## Short task
In full and without deviation, write out the entries that follow.

## Some records
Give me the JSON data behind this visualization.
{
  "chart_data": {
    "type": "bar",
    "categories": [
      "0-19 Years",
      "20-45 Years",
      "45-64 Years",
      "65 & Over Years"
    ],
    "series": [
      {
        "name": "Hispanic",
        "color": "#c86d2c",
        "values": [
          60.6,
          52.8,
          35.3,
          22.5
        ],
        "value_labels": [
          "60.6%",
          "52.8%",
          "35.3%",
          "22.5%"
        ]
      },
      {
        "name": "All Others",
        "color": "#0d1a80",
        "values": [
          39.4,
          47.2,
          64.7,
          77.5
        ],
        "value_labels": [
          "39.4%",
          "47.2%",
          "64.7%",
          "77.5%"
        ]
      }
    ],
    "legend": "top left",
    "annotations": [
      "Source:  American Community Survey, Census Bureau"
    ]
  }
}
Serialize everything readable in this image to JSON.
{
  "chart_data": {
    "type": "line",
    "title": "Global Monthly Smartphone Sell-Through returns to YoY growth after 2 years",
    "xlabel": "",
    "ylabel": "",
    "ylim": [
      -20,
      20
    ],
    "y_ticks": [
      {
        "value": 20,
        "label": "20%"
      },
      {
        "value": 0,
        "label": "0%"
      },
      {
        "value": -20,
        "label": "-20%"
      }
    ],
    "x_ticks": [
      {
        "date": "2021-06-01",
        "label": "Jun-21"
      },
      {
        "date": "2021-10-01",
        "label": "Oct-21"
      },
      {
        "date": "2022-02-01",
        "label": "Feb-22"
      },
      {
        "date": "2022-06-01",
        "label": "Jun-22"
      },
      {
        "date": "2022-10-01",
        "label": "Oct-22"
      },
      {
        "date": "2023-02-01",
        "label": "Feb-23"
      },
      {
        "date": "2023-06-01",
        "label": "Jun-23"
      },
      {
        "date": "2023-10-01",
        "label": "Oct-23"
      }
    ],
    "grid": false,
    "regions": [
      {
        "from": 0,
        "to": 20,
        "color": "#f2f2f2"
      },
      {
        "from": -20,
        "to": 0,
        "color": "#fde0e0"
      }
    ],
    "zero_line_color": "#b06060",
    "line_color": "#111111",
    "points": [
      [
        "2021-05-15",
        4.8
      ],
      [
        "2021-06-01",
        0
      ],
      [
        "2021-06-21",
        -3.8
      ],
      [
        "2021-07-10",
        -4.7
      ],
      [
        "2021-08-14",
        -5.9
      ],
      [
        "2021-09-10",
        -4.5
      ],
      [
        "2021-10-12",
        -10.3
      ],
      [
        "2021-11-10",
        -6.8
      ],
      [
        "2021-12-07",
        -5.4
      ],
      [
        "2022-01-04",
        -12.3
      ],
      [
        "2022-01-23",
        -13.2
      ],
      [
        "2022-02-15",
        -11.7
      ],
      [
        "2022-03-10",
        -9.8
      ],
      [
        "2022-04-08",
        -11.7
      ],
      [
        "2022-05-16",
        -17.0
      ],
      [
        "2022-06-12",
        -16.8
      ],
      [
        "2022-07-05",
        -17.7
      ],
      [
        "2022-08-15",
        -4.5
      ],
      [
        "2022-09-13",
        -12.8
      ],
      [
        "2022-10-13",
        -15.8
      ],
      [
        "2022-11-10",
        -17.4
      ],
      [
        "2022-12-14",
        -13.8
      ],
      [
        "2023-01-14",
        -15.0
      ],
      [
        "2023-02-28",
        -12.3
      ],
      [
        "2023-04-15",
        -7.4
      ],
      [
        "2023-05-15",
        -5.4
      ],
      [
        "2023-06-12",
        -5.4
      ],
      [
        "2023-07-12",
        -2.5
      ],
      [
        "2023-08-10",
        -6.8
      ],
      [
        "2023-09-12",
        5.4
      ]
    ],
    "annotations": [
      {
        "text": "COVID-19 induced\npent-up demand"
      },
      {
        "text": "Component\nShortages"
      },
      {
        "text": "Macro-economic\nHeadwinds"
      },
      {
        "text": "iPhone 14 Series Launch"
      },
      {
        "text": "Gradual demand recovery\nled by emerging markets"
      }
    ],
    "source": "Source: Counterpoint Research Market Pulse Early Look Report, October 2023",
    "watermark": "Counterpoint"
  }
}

## Written reply
Give me the JSON data behind this visualization.
{
  "chart_data": {
    "type": "bar",
    "categories": [
      "0-19 Years",
      "20-45 Years",
      "45-64 Years",
      "65 & Over Years"
    ],
    "series": [
      {
        "name": "Hispanic",
        "color": "#c86d2c",
        "values": [
          60.6,
          52.8,
          35.3,
          22.5
        ],
        "value_labels": [
          "60.6%",
          "52.8%",
          "35.3%",
          "22.5%"
        ]
      },
      {
        "name": "All Others",
        "color": "#0d1a80",
        "values": [
          39.4,
          47.2,
          64.7,
          77.5
        ],
        "value_labels": [
          "39.4%",
          "47.2%",
          "64.7%",
          "77.5%"
        ]
      }
    ],
    "legend": "top left",
    "annotations": [
      "Source:  American Community Survey, Census Bureau"
    ]
  }
}
Serialize everything readable in this image to JSON.
{
  "chart_data": {
    "type": "line",
    "title": "Global Monthly Smartphone Sell-Through returns to YoY growth after 2 years",
    "xlabel": "",
    "ylabel": "",
    "ylim": [
      -20,
      20
    ],
    "y_ticks": [
      {
        "value": 20,
        "label": "20%"
      },
      {
        "value": 0,
        "label": "0%"
      },
      {
        "value": -20,
        "label": "-20%"
      }
    ],
    "x_ticks": [
      {
        "date": "2021-06-01",
        "label": "Jun-21"
      },
      {
        "date": "2021-10-01",
        "label": "Oct-21"
      },
      {
        "date": "2022-02-01",
        "label": "Feb-22"
      },
      {
        "date": "2022-06-01",
        "label": "Jun-22"
      },
      {
        "date": "2022-10-01",
        "label": "Oct-22"
      },
      {
        "date": "2023-02-01",
        "label": "Feb-23"
      },
      {
        "date": "2023-06-01",
        "label": "Jun-23"
      },
      {
        "date": "2023-10-01",
        "label": "Oct-23"
      }
    ],
    "grid": false,
    "regions": [
      {
        "from": 0,
        "to": 20,
        "color": "#f2f2f2"
      },
      {
        "from": -20,
        "to": 0,
        "color": "#fde0e0"
      }
    ],
    "zero_line_color": "#b06060",
    "line_color": "#111111",
    "points": [
      [
        "2021-05-15",
        4.8
      ],
      [
        "2021-06-01",
        0
      ],
      [
        "2021-06-21",
        -3.8
      ],
      [
        "2021-07-10",
        -4.7
      ],
      [
        "2021-08-14",
        -5.9
      ],
      [
        "2021-09-10",
        -4.5
      ],
      [
        "2021-10-12",
        -10.3
      ],
      [
        "2021-11-10",
        -6.8
      ],
      [
        "2021-12-07",
        -5.4
      ],
      [
        "2022-01-04",
        -12.3
      ],
      [
        "2022-01-23",
        -13.2
      ],
      [
        "2022-02-15",
        -11.7
      ],
      [
        "2022-03-10",
        -9.8
      ],
      [
        "2022-04-08",
        -11.7
      ],
      [
        "2022-05-16",
        -17.0
      ],
      [
        "2022-06-12",
        -16.8
      ],
      [
        "2022-07-05",
        -17.7
      ],
      [
        "2022-08-15",
        -4.5
      ],
      [
        "2022-09-13",
        -12.8
      ],
      [
        "2022-10-13",
        -15.8
      ],
      [
        "2022-11-10",
        -17.4
      ],
      [
        "2022-12-14",
        -13.8
      ],
      [
        "2023-01-14",
        -15.0
      ],
      [
        "2023-02-28",
        -12.3
      ],
      [
        "2023-04-15",
        -7.4
      ],
      [
        "2023-05-15",
        -5.4
      ],
      [
        "2023-06-12",
        -5.4
      ],
      [
        "2023-07-12",
        -2.5
      ],
      [
        "2023-08-10",
        -6.8
      ],
      [
        "2023-09-12",
        5.4
      ]
    ],
    "annotations": [
      {
        "text": "COVID-19 induced\npent-up demand"
      },
      {
        "text": "Component\nShortages"
      },
      {
        "text": "Macro-economic\nHeadwinds"
      },
      {
        "text": "iPhone 14 Series Launch"
      },
      {
        "text": "Gradual demand recovery\nled by emerging markets"
      }
    ],
    "source": "Source: Counterpoint Research Market Pulse Early Look Report, October 2023",
    "watermark": "Counterpoint"
  }
}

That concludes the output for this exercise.